◆ AIM OF THE EXERCISE
Extract all of the data and reproduce it precisely.

◆ DATA ROWS
** start **
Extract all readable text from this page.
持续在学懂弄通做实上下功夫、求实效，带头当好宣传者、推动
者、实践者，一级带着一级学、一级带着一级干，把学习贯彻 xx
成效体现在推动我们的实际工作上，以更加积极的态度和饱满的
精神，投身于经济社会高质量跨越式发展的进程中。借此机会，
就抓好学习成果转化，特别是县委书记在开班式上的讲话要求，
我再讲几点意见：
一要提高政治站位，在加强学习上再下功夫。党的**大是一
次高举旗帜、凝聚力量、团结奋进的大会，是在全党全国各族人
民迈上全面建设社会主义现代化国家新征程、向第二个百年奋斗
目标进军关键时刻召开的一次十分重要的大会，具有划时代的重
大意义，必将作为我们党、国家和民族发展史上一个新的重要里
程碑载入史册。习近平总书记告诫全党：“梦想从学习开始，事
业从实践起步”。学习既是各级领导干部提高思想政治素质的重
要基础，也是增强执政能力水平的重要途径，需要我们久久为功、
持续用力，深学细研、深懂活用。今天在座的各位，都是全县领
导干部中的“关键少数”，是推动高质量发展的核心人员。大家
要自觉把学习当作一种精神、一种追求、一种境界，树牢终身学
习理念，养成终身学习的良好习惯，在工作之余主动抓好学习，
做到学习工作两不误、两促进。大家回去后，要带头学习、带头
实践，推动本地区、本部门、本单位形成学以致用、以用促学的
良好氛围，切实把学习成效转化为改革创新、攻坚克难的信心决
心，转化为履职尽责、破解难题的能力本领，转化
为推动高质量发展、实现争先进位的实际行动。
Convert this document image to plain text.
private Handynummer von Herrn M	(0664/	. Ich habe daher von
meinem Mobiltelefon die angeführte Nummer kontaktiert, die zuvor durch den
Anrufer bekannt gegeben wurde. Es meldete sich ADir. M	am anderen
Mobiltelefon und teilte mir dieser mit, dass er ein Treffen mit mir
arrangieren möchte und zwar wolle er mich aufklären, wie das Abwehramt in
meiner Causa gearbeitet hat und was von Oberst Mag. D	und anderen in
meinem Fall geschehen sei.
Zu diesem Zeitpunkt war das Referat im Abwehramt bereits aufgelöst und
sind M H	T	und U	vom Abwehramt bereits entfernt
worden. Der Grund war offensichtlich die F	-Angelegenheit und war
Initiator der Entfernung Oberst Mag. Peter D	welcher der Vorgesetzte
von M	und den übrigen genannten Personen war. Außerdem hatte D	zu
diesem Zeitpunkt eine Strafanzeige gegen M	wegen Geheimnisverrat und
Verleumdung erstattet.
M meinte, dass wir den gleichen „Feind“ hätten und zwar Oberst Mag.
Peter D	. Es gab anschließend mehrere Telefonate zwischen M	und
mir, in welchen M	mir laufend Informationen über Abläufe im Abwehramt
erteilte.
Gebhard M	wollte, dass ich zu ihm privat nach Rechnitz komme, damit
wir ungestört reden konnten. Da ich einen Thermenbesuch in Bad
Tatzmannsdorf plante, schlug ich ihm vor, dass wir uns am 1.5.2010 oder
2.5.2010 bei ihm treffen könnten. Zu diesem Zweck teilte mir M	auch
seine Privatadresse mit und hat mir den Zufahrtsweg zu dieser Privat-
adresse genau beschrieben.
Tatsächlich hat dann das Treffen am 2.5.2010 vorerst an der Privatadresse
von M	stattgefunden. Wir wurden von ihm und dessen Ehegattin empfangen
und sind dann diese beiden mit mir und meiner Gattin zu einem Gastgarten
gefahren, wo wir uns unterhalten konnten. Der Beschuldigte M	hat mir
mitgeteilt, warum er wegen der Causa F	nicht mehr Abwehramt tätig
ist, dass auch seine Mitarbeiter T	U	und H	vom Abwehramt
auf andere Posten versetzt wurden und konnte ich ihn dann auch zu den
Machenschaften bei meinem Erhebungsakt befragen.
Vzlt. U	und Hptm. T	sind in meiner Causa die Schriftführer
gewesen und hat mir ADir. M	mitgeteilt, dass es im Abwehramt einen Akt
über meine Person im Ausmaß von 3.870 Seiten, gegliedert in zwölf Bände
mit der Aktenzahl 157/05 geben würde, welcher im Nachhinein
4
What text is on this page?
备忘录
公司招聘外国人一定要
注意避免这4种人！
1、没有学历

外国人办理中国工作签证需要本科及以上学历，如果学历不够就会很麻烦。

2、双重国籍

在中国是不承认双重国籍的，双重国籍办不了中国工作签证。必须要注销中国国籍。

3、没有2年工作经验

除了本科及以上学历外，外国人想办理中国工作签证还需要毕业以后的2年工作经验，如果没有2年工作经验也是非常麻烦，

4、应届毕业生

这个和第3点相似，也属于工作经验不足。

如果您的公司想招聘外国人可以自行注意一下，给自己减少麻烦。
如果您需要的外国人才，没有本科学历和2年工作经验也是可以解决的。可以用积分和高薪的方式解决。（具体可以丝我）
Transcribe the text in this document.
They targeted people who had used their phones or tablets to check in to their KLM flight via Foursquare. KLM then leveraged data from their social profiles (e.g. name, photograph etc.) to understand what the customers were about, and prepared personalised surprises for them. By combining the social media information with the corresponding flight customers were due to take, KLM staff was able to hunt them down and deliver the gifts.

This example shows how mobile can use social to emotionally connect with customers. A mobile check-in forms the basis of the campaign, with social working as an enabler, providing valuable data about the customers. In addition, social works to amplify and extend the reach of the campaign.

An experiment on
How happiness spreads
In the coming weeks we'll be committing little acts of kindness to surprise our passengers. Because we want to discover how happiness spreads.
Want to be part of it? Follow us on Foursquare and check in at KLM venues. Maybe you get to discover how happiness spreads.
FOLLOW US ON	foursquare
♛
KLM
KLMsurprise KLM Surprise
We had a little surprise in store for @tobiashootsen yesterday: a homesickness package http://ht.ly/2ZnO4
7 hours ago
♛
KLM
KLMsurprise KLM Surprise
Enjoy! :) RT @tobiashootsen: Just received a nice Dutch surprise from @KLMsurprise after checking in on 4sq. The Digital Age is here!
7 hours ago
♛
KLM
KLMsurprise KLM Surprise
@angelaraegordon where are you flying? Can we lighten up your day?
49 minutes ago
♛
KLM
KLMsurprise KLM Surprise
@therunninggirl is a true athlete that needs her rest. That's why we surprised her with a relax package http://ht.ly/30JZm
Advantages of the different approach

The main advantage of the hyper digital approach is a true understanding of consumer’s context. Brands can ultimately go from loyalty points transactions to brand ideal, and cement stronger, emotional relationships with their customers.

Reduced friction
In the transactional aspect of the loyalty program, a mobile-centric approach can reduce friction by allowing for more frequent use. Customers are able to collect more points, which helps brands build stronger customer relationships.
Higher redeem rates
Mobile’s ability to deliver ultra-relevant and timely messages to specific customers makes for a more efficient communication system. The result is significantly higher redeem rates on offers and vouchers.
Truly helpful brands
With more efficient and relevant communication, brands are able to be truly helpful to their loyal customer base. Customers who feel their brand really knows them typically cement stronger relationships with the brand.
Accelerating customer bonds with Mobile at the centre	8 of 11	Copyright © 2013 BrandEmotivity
** end **
◆ EXERCISE RESPONSE
Extract all readable text from this page.
持续在学懂弄通做实上下功夫、求实效，带头当好宣传者、推动
者、实践者，一级带着一级学、一级带着一级干，把学习贯彻 xx
成效体现在推动我们的实际工作上，以更加积极的态度和饱满的
精神，投身于经济社会高质量跨越式发展的进程中。借此机会，
就抓好学习成果转化，特别是县委书记在开班式上的讲话要求，
我再讲几点意见：
一要提高政治站位，在加强学习上再下功夫。党的**大是一
次高举旗帜、凝聚力量、团结奋进的大会，是在全党全国各族人
民迈上全面建设社会主义现代化国家新征程、向第二个百年奋斗
目标进军关键时刻召开的一次十分重要的大会，具有划时代的重
大意义，必将作为我们党、国家和民族发展史上一个新的重要里
程碑载入史册。习近平总书记告诫全党：“梦想从学习开始，事
业从实践起步”。学习既是各级领导干部提高思想政治素质的重
要基础，也是增强执政能力水平的重要途径，需要我们久久为功、
持续用力，深学细研、深懂活用。今天在座的各位，都是全县领
导干部中的“关键少数”，是推动高质量发展的核心人员。大家
要自觉把学习当作一种精神、一种追求、一种境界，树牢终身学
习理念，养成终身学习的良好习惯，在工作之余主动抓好学习，
做到学习工作两不误、两促进。大家回去后，要带头学习、带头
实践，推动本地区、本部门、本单位形成学以致用、以用促学的
良好氛围，切实把学习成效转化为改革创新、攻坚克难的信心决
心，转化为履职尽责、破解难题的能力本领，转化
为推动高质量发展、实现争先进位的实际行动。
Convert this document image to plain text.
private Handynummer von Herrn M	(0664/	. Ich habe daher von
meinem Mobiltelefon die angeführte Nummer kontaktiert, die zuvor durch den
Anrufer bekannt gegeben wurde. Es meldete sich ADir. M	am anderen
Mobiltelefon und teilte mir dieser mit, dass er ein Treffen mit mir
arrangieren möchte und zwar wolle er mich aufklären, wie das Abwehramt in
meiner Causa gearbeitet hat und was von Oberst Mag. D	und anderen in
meinem Fall geschehen sei.
Zu diesem Zeitpunkt war das Referat im Abwehramt bereits aufgelöst und
sind M H	T	und U	vom Abwehramt bereits entfernt
worden. Der Grund war offensichtlich die F	-Angelegenheit und war
Initiator der Entfernung Oberst Mag. Peter D	welcher der Vorgesetzte
von M	und den übrigen genannten Personen war. Außerdem hatte D	zu
diesem Zeitpunkt eine Strafanzeige gegen M	wegen Geheimnisverrat und
Verleumdung erstattet.
M meinte, dass wir den gleichen „Feind“ hätten und zwar Oberst Mag.
Peter D	. Es gab anschließend mehrere Telefonate zwischen M	und
mir, in welchen M	mir laufend Informationen über Abläufe im Abwehramt
erteilte.
Gebhard M	wollte, dass ich zu ihm privat nach Rechnitz komme, damit
wir ungestört reden konnten. Da ich einen Thermenbesuch in Bad
Tatzmannsdorf plante, schlug ich ihm vor, dass wir uns am 1.5.2010 oder
2.5.2010 bei ihm treffen könnten. Zu diesem Zweck teilte mir M	auch
seine Privatadresse mit und hat mir den Zufahrtsweg zu dieser Privat-
adresse genau beschrieben.
Tatsächlich hat dann das Treffen am 2.5.2010 vorerst an der Privatadresse
von M	stattgefunden. Wir wurden von ihm und dessen Ehegattin empfangen
und sind dann diese beiden mit mir und meiner Gattin zu einem Gastgarten
gefahren, wo wir uns unterhalten konnten. Der Beschuldigte M	hat mir
mitgeteilt, warum er wegen der Causa F	nicht mehr Abwehramt tätig
ist, dass auch seine Mitarbeiter T	U	und H	vom Abwehramt
auf andere Posten versetzt wurden und konnte ich ihn dann auch zu den
Machenschaften bei meinem Erhebungsakt befragen.
Vzlt. U	und Hptm. T	sind in meiner Causa die Schriftführer
gewesen und hat mir ADir. M	mitgeteilt, dass es im Abwehramt einen Akt
über meine Person im Ausmaß von 3.870 Seiten, gegliedert in zwölf Bände
mit der Aktenzahl 157/05 geben würde, welcher im Nachhinein
4
What text is on this page?
备忘录
公司招聘外国人一定要
注意避免这4种人！
1、没有学历

外国人办理中国工作签证需要本科及以上学历，如果学历不够就会很麻烦。

2、双重国籍

在中国是不承认双重国籍的，双重国籍办不了中国工作签证。必须要注销中国国籍。

3、没有2年工作经验

除了本科及以上学历外，外国人想办理中国工作签证还需要毕业以后的2年工作经验，如果没有2年工作经验也是非常麻烦，

4、应届毕业生

这个和第3点相似，也属于工作经验不足。

如果您的公司想招聘外国人可以自行注意一下，给自己减少麻烦。
如果您需要的外国人才，没有本科学历和2年工作经验也是可以解决的。可以用积分和高薪的方式解决。（具体可以丝我）
Transcribe the text in this document.
They targeted people who had used their phones or tablets to check in to their KLM flight via Foursquare. KLM then leveraged data from their social profiles (e.g. name, photograph etc.) to understand what the customers were about, and prepared personalised surprises for them. By combining the social media information with the corresponding flight customers were due to take, KLM staff was able to hunt them down and deliver the gifts.

This example shows how mobile can use social to emotionally connect with customers. A mobile check-in forms the basis of the campaign, with social working as an enabler, providing valuable data about the customers. In addition, social works to amplify and extend the reach of the campaign.

An experiment on
How happiness spreads
In the coming weeks we'll be committing little acts of kindness to surprise our passengers. Because we want to discover how happiness spreads.
Want to be part of it? Follow us on Foursquare and check in at KLM venues. Maybe you get to discover how happiness spreads.
FOLLOW US ON	foursquare
♛
KLM
KLMsurprise KLM Surprise
We had a little surprise in store for @tobiashootsen yesterday: a homesickness package http://ht.ly/2ZnO4
7 hours ago
♛
KLM
KLMsurprise KLM Surprise
Enjoy! :) RT @tobiashootsen: Just received a nice Dutch surprise from @KLMsurprise after checking in on 4sq. The Digital Age is here!
7 hours ago
♛
KLM
KLMsurprise KLM Surprise
@angelaraegordon where are you flying? Can we lighten up your day?
49 minutes ago
♛
KLM
KLMsurprise KLM Surprise
@therunninggirl is a true athlete that needs her rest. That's why we surprised her with a relax package http://ht.ly/30JZm
Advantages of the different approach

The main advantage of the hyper digital approach is a true understanding of consumer’s context. Brands can ultimately go from loyalty points transactions to brand ideal, and cement stronger, emotional relationships with their customers.

Reduced friction
In the transactional aspect of the loyalty program, a mobile-centric approach can reduce friction by allowing for more frequent use. Customers are able to collect more points, which helps brands build stronger customer relationships.
Higher redeem rates
Mobile’s ability to deliver ultra-relevant and timely messages to specific customers makes for a more efficient communication system. The result is significantly higher redeem rates on offers and vouchers.
Truly helpful brands
With more efficient and relevant communication, brands are able to be truly helpful to their loyal customer base. Customers who feel their brand really knows them typically cement stronger relationships with the brand.
Accelerating customer bonds with Mobile at the centre	8 of 11	Copyright © 2013 BrandEmotivity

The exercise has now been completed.